Instructions for the task:
All lines in the data bearing the string "Full" should be identified and copied.

[Dataset records]
○ ○ ○

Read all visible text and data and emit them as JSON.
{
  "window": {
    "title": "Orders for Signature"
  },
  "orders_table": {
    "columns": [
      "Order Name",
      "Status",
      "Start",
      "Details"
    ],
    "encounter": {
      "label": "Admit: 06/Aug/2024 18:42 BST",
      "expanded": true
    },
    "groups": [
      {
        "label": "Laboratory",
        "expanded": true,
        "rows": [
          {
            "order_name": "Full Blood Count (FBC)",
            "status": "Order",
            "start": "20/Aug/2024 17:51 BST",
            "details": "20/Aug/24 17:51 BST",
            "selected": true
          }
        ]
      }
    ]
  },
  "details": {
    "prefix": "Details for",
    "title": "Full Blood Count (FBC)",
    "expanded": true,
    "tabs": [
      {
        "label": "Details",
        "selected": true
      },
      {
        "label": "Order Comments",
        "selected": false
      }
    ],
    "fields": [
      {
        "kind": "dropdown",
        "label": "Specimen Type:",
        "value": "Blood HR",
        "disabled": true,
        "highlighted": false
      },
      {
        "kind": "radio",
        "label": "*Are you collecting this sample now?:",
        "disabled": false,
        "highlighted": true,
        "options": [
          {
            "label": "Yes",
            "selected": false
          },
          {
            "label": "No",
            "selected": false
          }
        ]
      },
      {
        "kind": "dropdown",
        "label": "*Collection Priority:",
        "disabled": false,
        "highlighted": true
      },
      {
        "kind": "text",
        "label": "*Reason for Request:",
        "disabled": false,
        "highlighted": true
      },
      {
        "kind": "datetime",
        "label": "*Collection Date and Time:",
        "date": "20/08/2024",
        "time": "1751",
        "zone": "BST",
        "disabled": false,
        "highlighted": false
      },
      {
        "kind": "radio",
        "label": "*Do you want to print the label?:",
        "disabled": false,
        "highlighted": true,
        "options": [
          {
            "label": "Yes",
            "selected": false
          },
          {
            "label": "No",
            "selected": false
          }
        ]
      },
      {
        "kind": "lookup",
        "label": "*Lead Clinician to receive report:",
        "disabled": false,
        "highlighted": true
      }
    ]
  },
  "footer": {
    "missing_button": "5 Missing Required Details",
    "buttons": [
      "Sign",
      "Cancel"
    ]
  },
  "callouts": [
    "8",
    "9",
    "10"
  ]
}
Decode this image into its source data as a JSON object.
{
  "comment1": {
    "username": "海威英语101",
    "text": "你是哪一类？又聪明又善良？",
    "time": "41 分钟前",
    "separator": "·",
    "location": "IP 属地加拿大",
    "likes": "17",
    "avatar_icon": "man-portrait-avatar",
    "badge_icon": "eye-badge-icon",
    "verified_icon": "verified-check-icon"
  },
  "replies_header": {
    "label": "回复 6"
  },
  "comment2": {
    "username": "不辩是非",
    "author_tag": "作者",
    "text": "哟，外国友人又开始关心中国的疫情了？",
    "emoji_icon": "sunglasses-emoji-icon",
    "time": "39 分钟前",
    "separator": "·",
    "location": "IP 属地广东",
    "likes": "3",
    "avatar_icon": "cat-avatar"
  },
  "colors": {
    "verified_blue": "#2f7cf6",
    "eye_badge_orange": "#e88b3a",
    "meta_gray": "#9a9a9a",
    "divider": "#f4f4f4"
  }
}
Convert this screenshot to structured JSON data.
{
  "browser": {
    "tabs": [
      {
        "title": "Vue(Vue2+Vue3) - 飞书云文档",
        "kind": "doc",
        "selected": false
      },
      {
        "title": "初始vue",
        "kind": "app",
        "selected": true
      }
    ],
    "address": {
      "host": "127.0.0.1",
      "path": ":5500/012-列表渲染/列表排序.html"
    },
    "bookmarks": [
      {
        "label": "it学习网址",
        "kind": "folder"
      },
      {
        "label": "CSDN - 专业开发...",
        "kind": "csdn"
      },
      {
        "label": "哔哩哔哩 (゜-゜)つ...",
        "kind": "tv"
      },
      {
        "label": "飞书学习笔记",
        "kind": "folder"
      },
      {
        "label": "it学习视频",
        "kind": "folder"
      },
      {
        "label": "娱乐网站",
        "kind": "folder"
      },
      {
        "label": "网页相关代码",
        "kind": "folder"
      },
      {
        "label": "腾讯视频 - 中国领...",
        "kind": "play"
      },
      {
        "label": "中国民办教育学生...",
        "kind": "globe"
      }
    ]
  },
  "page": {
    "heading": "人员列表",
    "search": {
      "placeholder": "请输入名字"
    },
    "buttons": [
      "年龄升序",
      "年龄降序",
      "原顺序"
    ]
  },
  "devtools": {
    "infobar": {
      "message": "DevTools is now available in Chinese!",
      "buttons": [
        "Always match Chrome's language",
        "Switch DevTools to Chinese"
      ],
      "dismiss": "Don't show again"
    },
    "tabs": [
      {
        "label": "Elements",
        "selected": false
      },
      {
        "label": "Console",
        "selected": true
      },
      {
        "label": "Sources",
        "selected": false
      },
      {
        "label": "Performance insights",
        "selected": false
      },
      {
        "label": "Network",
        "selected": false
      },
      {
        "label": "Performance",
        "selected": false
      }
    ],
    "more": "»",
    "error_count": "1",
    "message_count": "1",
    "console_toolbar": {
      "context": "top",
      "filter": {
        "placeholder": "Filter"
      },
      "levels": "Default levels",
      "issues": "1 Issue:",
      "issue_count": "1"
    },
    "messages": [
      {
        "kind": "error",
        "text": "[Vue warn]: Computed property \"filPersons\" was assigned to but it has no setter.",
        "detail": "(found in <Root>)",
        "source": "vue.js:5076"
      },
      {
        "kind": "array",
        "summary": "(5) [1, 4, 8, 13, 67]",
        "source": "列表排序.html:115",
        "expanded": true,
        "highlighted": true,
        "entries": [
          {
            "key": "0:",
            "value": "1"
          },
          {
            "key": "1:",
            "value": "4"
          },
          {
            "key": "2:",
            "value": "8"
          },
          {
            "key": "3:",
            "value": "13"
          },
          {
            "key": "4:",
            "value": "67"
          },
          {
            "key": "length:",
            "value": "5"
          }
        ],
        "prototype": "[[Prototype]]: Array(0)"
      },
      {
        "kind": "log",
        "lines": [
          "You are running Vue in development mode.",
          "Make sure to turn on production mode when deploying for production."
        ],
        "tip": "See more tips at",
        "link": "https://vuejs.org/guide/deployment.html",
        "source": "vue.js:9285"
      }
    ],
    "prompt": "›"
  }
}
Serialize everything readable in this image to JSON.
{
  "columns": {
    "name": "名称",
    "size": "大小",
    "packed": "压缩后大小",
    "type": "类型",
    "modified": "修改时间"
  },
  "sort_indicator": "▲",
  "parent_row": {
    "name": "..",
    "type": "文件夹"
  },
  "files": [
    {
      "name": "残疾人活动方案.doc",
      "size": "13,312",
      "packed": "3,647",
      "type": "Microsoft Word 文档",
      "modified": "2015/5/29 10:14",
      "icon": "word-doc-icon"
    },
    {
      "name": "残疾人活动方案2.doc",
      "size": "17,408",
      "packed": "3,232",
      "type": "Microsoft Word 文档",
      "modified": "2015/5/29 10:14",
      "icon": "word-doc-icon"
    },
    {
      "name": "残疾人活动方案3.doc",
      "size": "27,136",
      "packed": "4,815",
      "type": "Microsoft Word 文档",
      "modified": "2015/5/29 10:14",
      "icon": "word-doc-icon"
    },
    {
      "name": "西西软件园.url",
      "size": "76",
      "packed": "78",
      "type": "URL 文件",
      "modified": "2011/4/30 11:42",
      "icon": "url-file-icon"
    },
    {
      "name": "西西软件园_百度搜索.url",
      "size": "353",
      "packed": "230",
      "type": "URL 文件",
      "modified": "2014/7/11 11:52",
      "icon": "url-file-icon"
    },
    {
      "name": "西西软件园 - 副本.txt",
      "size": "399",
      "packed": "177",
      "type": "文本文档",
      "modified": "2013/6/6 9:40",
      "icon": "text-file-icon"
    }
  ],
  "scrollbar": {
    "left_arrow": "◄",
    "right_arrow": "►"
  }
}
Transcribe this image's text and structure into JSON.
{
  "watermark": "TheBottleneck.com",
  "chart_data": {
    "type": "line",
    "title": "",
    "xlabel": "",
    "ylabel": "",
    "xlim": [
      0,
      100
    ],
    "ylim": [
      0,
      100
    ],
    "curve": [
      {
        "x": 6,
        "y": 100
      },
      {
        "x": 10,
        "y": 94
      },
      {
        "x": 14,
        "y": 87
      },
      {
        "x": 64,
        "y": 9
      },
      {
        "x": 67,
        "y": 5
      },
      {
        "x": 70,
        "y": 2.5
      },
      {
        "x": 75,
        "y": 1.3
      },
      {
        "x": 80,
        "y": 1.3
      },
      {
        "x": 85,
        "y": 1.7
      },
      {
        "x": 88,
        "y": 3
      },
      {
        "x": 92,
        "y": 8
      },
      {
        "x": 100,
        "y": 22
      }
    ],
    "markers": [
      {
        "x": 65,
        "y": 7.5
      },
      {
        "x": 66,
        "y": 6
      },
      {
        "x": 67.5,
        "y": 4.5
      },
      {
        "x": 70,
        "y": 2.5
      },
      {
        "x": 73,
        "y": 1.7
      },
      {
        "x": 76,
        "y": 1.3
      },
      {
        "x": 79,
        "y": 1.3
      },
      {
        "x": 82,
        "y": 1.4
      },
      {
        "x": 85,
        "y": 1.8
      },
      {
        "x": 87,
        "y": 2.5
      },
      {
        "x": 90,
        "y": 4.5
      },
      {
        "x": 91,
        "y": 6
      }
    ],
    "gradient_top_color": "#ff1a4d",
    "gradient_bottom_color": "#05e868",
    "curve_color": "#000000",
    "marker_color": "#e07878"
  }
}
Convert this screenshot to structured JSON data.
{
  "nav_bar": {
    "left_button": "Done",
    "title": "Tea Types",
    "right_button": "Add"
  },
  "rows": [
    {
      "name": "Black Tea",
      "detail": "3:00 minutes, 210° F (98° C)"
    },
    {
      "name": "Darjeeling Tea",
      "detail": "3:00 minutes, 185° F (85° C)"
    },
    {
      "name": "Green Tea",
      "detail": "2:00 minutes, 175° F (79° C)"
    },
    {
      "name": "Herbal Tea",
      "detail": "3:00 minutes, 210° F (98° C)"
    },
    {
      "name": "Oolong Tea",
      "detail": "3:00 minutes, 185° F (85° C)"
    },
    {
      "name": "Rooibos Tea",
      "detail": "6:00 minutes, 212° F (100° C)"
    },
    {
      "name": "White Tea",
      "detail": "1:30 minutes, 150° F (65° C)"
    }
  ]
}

○ ○ ○

Result of the exercise:
            "order_name": "Full Blood Count (FBC)",
    "title": "Full Blood Count (FBC)",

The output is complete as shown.